■ EXERCISE DETAILS
Give all of the lines again, with nothing added or dropped.
-- Begin RECORDS TO PROCESS --
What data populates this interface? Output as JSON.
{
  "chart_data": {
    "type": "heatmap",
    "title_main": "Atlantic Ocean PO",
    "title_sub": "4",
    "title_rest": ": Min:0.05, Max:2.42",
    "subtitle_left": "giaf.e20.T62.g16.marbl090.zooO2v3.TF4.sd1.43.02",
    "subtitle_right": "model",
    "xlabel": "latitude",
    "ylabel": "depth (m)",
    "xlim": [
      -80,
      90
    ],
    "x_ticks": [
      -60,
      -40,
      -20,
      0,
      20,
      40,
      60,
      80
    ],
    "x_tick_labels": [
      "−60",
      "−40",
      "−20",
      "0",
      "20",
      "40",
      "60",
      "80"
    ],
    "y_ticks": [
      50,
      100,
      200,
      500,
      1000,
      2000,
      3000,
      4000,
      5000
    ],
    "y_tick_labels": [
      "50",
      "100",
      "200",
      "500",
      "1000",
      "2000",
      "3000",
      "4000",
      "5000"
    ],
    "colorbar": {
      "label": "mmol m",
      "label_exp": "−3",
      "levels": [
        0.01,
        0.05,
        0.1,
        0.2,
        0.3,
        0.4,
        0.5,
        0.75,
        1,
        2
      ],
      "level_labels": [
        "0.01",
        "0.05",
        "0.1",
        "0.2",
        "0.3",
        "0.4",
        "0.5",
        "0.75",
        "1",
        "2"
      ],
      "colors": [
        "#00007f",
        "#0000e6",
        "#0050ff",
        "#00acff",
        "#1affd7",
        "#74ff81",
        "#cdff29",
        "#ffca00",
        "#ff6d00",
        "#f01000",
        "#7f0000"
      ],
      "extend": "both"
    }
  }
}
-- End RECORDS TO PROCESS --
■ OUTPUT BELOW
What data populates this interface? Output as JSON.
{
  "chart_data": {
    "type": "heatmap",
    "title_main": "Atlantic Ocean PO",
    "title_sub": "4",
    "title_rest": ": Min:0.05, Max:2.42",
    "subtitle_left": "giaf.e20.T62.g16.marbl090.zooO2v3.TF4.sd1.43.02",
    "subtitle_right": "model",
    "xlabel": "latitude",
    "ylabel": "depth (m)",
    "xlim": [
      -80,
      90
    ],
    "x_ticks": [
      -60,
      -40,
      -20,
      0,
      20,
      40,
      60,
      80
    ],
    "x_tick_labels": [
      "−60",
      "−40",
      "−20",
      "0",
      "20",
      "40",
      "60",
      "80"
    ],
    "y_ticks": [
      50,
      100,
      200,
      500,
      1000,
      2000,
      3000,
      4000,
      5000
    ],
    "y_tick_labels": [
      "50",
      "100",
      "200",
      "500",
      "1000",
      "2000",
      "3000",
      "4000",
      "5000"
    ],
    "colorbar": {
      "label": "mmol m",
      "label_exp": "−3",
      "levels": [
        0.01,
        0.05,
        0.1,
        0.2,
        0.3,
        0.4,
        0.5,
        0.75,
        1,
        2
      ],
      "level_labels": [
        "0.01",
        "0.05",
        "0.1",
        "0.2",
        "0.3",
        "0.4",
        "0.5",
        "0.75",
        "1",
        "2"
      ],
      "colors": [
        "#00007f",
        "#0000e6",
        "#0050ff",
        "#00acff",
        "#1affd7",
        "#74ff81",
        "#cdff29",
        "#ffca00",
        "#ff6d00",
        "#f01000",
        "#7f0000"
      ],
      "extend": "both"
    }
  }
}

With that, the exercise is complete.